STATED EXERCISE:
Set down each line of the data below exactly as it stands, dropping the pictures.

↓

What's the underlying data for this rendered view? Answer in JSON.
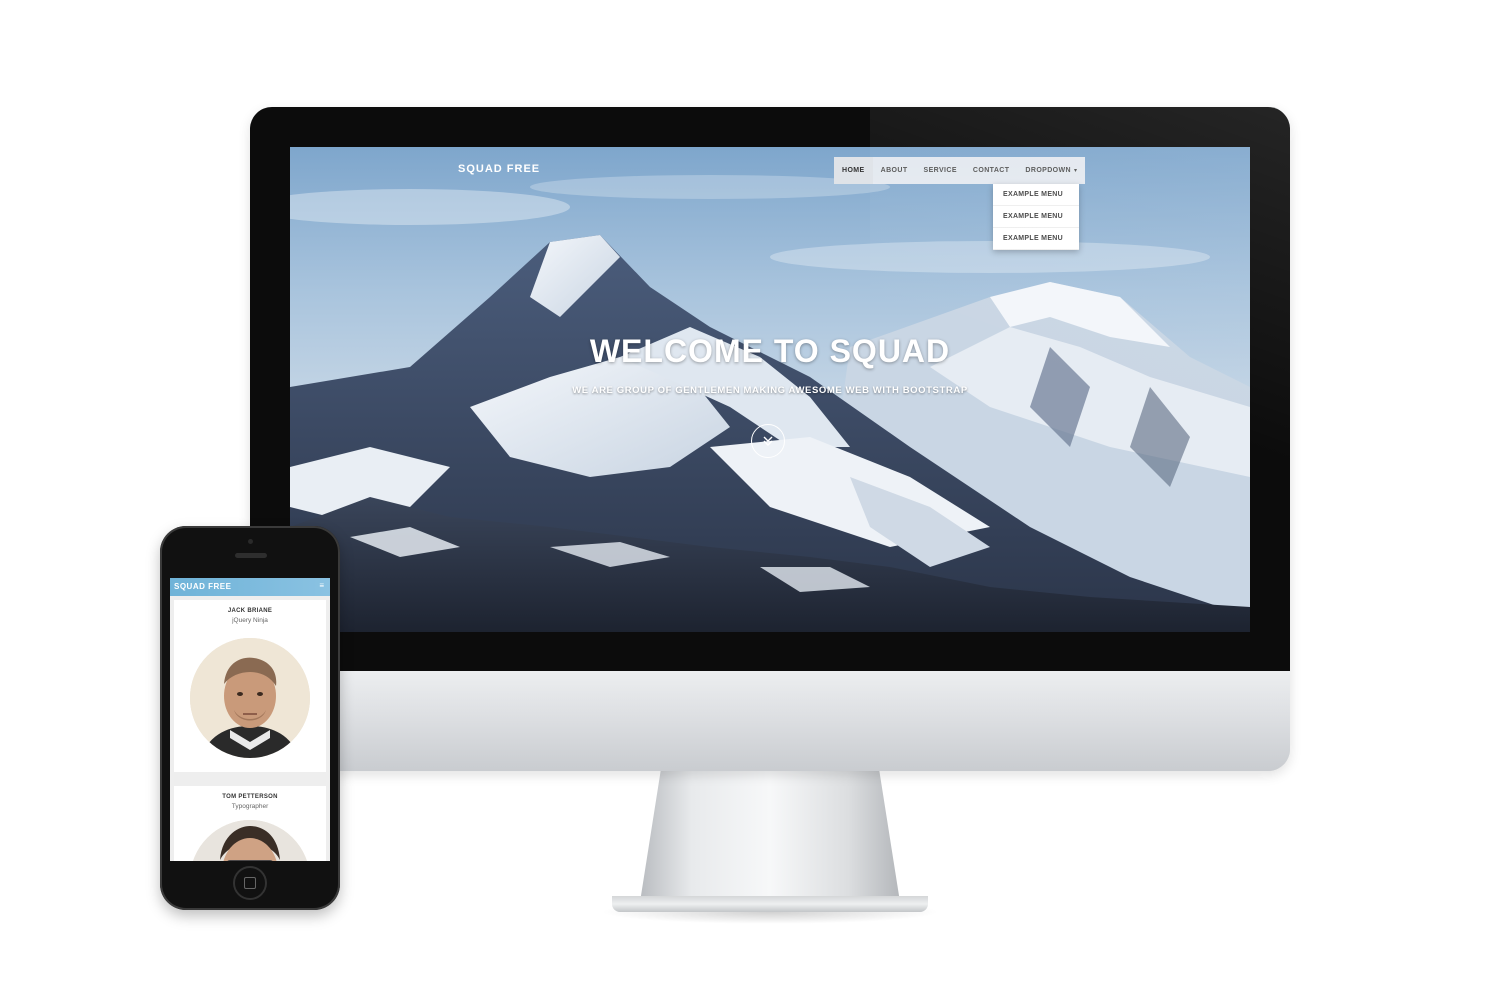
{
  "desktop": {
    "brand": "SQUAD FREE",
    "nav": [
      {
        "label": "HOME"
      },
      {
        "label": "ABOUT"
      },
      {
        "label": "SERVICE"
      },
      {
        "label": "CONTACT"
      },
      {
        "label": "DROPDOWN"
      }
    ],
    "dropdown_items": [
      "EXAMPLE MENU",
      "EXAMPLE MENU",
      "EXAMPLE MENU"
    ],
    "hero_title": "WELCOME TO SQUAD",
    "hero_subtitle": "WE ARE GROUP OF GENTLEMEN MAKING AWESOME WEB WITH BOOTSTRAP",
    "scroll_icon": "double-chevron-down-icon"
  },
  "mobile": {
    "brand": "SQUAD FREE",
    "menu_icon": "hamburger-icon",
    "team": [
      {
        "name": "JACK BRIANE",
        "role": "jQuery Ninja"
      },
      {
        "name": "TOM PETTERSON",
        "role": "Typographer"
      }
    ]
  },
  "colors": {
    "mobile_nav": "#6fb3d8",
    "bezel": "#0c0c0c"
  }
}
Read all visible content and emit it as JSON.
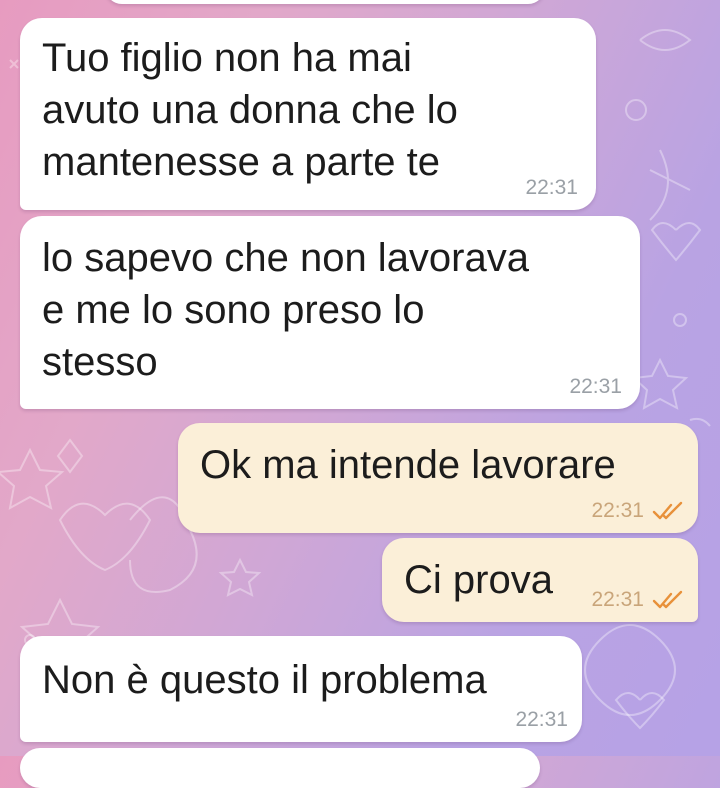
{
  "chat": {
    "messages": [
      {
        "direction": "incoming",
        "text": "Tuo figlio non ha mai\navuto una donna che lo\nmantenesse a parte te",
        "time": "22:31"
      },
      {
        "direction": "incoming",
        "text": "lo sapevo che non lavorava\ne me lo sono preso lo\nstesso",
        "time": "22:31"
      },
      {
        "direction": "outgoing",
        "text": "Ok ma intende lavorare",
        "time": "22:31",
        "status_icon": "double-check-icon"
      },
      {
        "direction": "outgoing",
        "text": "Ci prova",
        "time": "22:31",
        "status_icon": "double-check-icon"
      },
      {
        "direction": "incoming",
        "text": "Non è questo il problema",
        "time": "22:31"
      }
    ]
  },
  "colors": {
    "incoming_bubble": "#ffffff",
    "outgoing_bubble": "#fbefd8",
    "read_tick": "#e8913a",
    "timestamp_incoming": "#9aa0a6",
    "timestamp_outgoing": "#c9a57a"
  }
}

↑

THE RESPONSE:
What's the underlying data for this rendered view? Answer in JSON.
{
  "desktop": {
    "brand": "SQUAD FREE",
    "nav": [
      {
        "label": "HOME"
      },
      {
        "label": "ABOUT"
      },
      {
        "label": "SERVICE"
      },
      {
        "label": "CONTACT"
      },
      {
        "label": "DROPDOWN"
      }
    ],
    "dropdown_items": [
      "EXAMPLE MENU",
      "EXAMPLE MENU",
      "EXAMPLE MENU"
    ],
    "hero_title": "WELCOME TO SQUAD",
    "hero_subtitle": "WE ARE GROUP OF GENTLEMEN MAKING AWESOME WEB WITH BOOTSTRAP",
    "scroll_icon": "double-chevron-down-icon"
  },
  "mobile": {
    "brand": "SQUAD FREE",
    "menu_icon": "hamburger-icon",
    "team": [
      {
        "name": "JACK BRIANE",
        "role": "jQuery Ninja"
      },
      {
        "name": "TOM PETTERSON",
        "role": "Typographer"
      }
    ]
  },
  "colors": {
    "mobile_nav": "#6fb3d8",
    "bezel": "#0c0c0c"
  }
}
Read all visible content and emit it as JSON.
{
  "chat": {
    "messages": [
      {
        "direction": "incoming",
        "text": "Tuo figlio non ha mai\navuto una donna che lo\nmantenesse a parte te",
        "time": "22:31"
      },
      {
        "direction": "incoming",
        "text": "lo sapevo che non lavorava\ne me lo sono preso lo\nstesso",
        "time": "22:31"
      },
      {
        "direction": "outgoing",
        "text": "Ok ma intende lavorare",
        "time": "22:31",
        "status_icon": "double-check-icon"
      },
      {
        "direction": "outgoing",
        "text": "Ci prova",
        "time": "22:31",
        "status_icon": "double-check-icon"
      },
      {
        "direction": "incoming",
        "text": "Non è questo il problema",
        "time": "22:31"
      }
    ]
  },
  "colors": {
    "incoming_bubble": "#ffffff",
    "outgoing_bubble": "#fbefd8",
    "read_tick": "#e8913a",
    "timestamp_incoming": "#9aa0a6",
    "timestamp_outgoing": "#c9a57a"
  }
}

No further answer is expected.